Reproduce every line of the material below word for word, leaving the pictures out of your answer.

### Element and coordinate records
——————————
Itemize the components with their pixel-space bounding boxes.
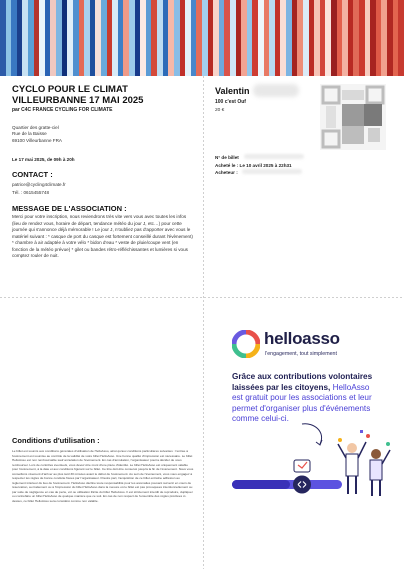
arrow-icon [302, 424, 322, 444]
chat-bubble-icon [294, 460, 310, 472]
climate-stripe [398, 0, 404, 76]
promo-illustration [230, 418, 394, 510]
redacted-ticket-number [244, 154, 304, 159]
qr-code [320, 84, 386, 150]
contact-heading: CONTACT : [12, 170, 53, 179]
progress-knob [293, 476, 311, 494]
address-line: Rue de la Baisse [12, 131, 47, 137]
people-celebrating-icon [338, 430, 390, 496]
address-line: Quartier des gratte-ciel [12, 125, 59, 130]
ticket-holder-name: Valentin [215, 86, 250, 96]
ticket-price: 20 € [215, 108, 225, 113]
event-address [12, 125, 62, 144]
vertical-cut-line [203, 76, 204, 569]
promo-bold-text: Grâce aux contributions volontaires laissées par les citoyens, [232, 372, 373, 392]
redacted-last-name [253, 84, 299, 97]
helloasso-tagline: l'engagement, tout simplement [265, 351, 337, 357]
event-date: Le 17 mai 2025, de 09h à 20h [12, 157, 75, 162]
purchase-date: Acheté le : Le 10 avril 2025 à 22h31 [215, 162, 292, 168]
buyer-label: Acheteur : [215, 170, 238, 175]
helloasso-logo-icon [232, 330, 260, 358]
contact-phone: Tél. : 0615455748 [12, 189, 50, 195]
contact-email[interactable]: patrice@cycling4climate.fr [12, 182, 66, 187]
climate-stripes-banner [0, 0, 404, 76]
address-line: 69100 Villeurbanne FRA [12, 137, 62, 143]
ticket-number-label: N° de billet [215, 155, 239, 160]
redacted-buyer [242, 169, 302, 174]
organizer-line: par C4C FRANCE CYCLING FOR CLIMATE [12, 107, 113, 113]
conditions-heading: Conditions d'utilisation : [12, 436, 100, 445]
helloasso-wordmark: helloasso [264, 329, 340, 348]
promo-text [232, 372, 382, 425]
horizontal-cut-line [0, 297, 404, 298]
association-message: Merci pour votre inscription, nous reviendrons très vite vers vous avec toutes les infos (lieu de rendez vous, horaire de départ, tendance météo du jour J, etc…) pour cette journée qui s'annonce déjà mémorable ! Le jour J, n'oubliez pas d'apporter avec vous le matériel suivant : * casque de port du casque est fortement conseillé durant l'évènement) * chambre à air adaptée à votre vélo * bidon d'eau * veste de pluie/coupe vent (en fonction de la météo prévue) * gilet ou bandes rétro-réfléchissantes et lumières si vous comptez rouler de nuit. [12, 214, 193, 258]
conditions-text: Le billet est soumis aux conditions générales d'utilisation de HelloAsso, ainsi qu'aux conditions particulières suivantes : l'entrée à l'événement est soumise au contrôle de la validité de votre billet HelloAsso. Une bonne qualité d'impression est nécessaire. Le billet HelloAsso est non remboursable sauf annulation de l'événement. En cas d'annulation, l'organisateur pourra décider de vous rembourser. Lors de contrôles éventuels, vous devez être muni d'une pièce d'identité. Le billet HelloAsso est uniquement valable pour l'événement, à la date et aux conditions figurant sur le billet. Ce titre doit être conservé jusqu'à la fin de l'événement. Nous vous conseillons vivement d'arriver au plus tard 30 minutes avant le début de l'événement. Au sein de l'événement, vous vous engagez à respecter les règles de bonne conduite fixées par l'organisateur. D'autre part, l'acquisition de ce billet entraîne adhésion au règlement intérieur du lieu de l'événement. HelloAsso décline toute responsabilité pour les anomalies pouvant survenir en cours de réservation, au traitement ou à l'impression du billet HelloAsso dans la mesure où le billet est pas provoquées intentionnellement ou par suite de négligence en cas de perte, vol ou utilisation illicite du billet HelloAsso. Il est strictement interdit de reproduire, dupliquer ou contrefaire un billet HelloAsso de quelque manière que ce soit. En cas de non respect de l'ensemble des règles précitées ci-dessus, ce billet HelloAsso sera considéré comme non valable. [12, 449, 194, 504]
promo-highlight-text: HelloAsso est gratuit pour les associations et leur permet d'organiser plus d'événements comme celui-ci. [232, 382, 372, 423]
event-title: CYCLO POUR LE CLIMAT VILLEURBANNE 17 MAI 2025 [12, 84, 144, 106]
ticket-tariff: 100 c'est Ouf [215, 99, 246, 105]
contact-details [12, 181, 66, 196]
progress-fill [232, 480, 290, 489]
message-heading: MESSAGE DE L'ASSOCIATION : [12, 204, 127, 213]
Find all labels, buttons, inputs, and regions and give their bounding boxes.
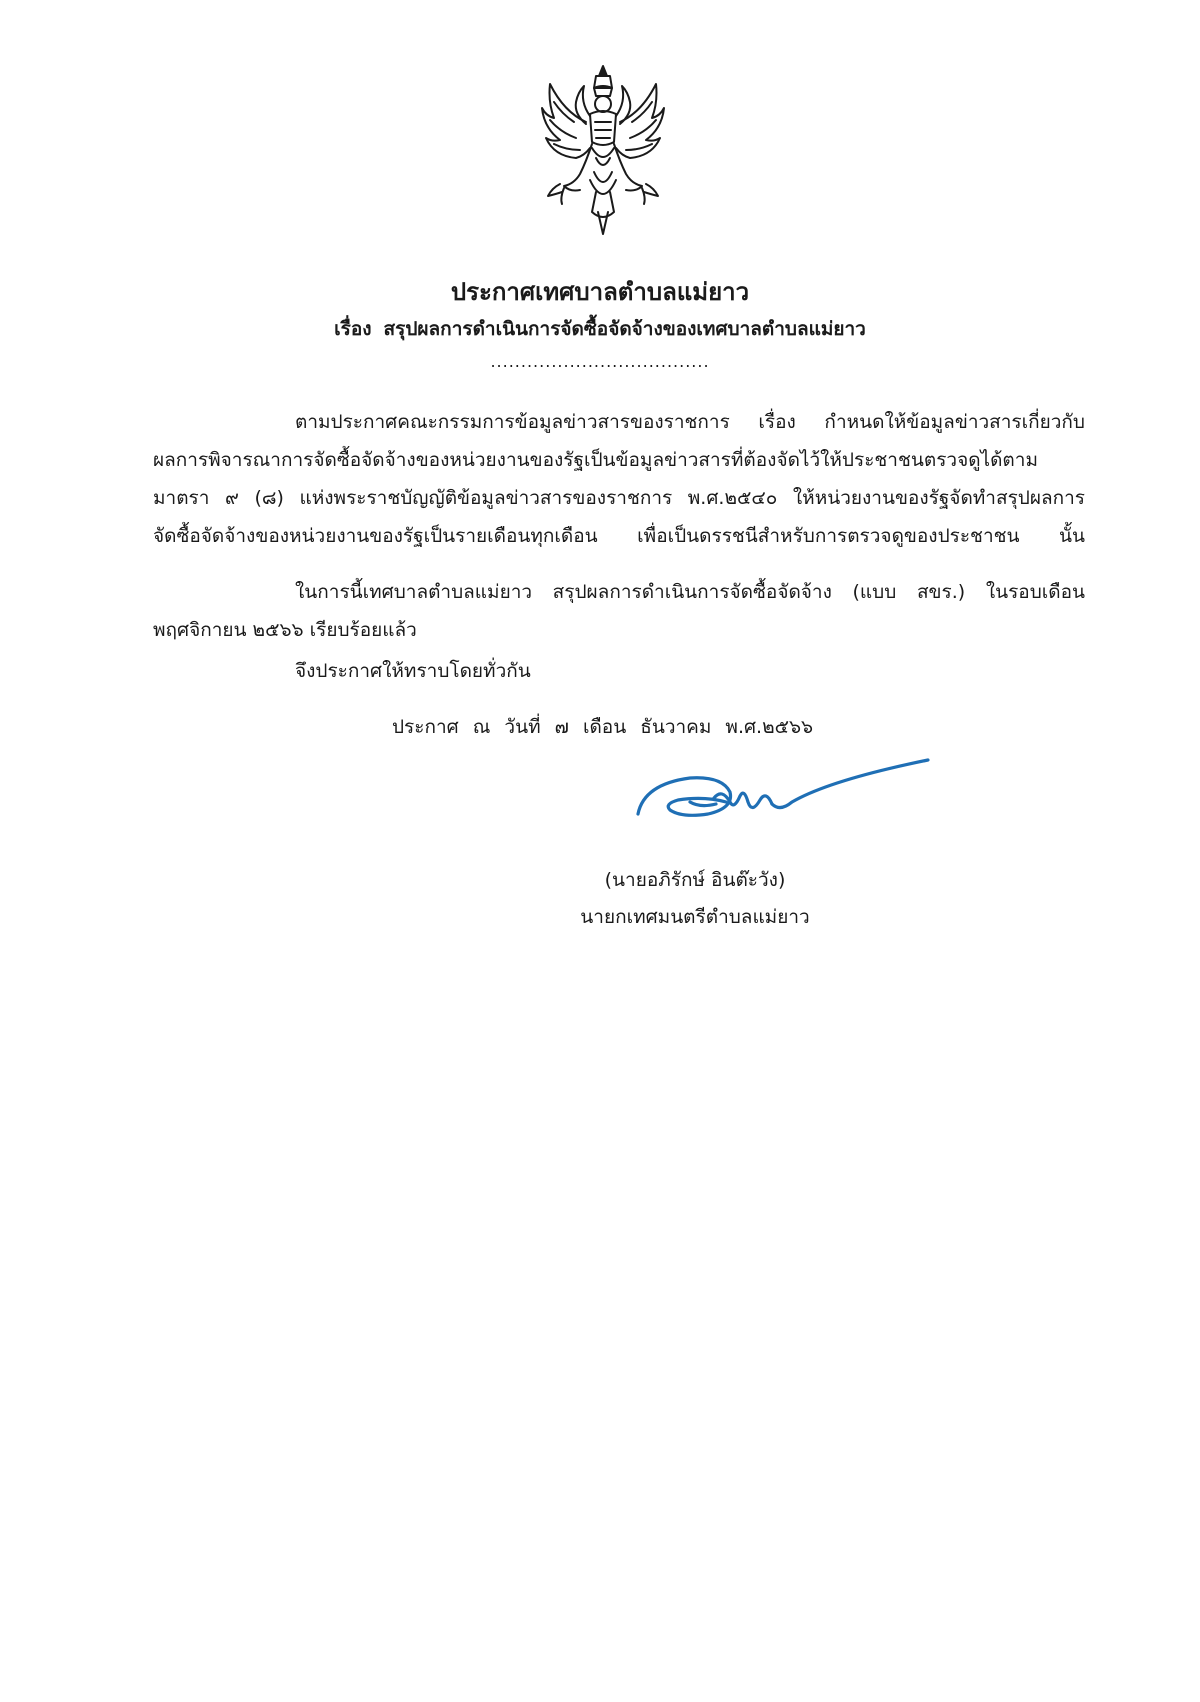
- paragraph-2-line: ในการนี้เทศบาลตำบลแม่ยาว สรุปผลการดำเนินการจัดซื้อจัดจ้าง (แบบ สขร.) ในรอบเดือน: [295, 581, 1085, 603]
——————————
### Exercise response
Itemize the components with their pixel-space bounding boxes.
arrow-icon [302, 424, 322, 444]
chat-bubble-icon [294, 460, 310, 472]
climate-stripe [398, 0, 404, 76]
promo-illustration [230, 418, 394, 510]
redacted-ticket-number [244, 154, 304, 159]
qr-code [320, 84, 386, 150]
contact-heading: CONTACT : [12, 170, 53, 179]
progress-knob [293, 476, 311, 494]
address-line: Rue de la Baisse [12, 131, 47, 137]
people-celebrating-icon [338, 430, 390, 496]
address-line: Quartier des gratte-ciel [12, 125, 59, 130]
ticket-holder-name: Valentin [215, 86, 250, 96]
ticket-price: 20 € [215, 108, 225, 113]
event-address [12, 125, 62, 144]
vertical-cut-line [203, 76, 204, 569]
promo-bold-text: Grâce aux contributions volontaires laissées par les citoyens, [232, 372, 373, 392]
redacted-last-name [253, 84, 299, 97]
helloasso-tagline: l'engagement, tout simplement [265, 351, 337, 357]
event-date: Le 17 mai 2025, de 09h à 20h [12, 157, 75, 162]
purchase-date: Acheté le : Le 10 avril 2025 à 22h31 [215, 162, 292, 168]
buyer-label: Acheteur : [215, 170, 238, 175]
helloasso-logo-icon [232, 330, 260, 358]
contact-phone: Tél. : 0615455748 [12, 189, 50, 195]
contact-email[interactable]: patrice@cycling4climate.fr [12, 182, 66, 187]
climate-stripes-banner [0, 0, 404, 76]
address-line: 69100 Villeurbanne FRA [12, 137, 62, 143]
ticket-number-label: N° de billet [215, 155, 239, 160]
redacted-buyer [242, 169, 302, 174]
organizer-line: par C4C FRANCE CYCLING FOR CLIMATE [12, 107, 113, 113]
conditions-heading: Conditions d'utilisation : [12, 436, 100, 445]
helloasso-wordmark: helloasso [264, 329, 340, 348]
promo-text [232, 372, 382, 425]
horizontal-cut-line [0, 297, 404, 298]
association-message: Merci pour votre inscription, nous reviendrons très vite vers vous avec toutes les infos (lieu de rendez vous, horaire de départ, tendance météo du jour J, etc…) pour cette journée qui s'annonce déjà mémorable ! Le jour J, n'oubliez pas d'apporter avec vous le matériel suivant : * casque de port du casque est fortement conseillé durant l'évènement) * chambre à air adaptée à votre vélo * bidon d'eau * veste de pluie/coupe vent (en fonction de la météo prévue) * gilet ou bandes rétro-réfléchissantes et lumières si vous comptez rouler de nuit. [12, 214, 193, 258]
conditions-text: Le billet est soumis aux conditions générales d'utilisation de HelloAsso, ainsi qu'aux conditions particulières suivantes : l'entrée à l'événement est soumise au contrôle de la validité de votre billet HelloAsso. Une bonne qualité d'impression est nécessaire. Le billet HelloAsso est non remboursable sauf annulation de l'événement. En cas d'annulation, l'organisateur pourra décider de vous rembourser. Lors de contrôles éventuels, vous devez être muni d'une pièce d'identité. Le billet HelloAsso est uniquement valable pour l'événement, à la date et aux conditions figurant sur le billet. Ce titre doit être conservé jusqu'à la fin de l'événement. Nous vous conseillons vivement d'arriver au plus tard 30 minutes avant le début de l'événement. Au sein de l'événement, vous vous engagez à respecter les règles de bonne conduite fixées par l'organisateur. D'autre part, l'acquisition de ce billet entraîne adhésion au règlement intérieur du lieu de l'événement. HelloAsso décline toute responsabilité pour les anomalies pouvant survenir en cours de réservation, au traitement ou à l'impression du billet HelloAsso dans la mesure où le billet est pas provoquées intentionnellement ou par suite de négligence en cas de perte, vol ou utilisation illicite du billet HelloAsso. Il est strictement interdit de reproduire, dupliquer ou contrefaire un billet HelloAsso de quelque manière que ce soit. En cas de non respect de l'ensemble des règles précitées ci-dessus, ce billet HelloAsso sera considéré comme non valable. [12, 449, 194, 504]
promo-highlight-text: HelloAsso est gratuit pour les associations et leur permet d'organiser plus d'événements comme celui-ci. [232, 382, 372, 423]
event-title: CYCLO POUR LE CLIMAT VILLEURBANNE 17 MAI 2025 [12, 84, 144, 106]
ticket-tariff: 100 c'est Ouf [215, 99, 246, 105]
contact-details [12, 181, 66, 196]
progress-fill [232, 480, 290, 489]
message-heading: MESSAGE DE L'ASSOCIATION : [12, 204, 127, 213]
Find all labels, buttons, inputs, and regions and give their bounding boxes.
- paragraph-2-line: ในการนี้เทศบาลตำบลแม่ยาว สรุปผลการดำเนินการจัดซื้อจัดจ้าง (แบบ สขร.) ในรอบเดือน: [295, 581, 1085, 603]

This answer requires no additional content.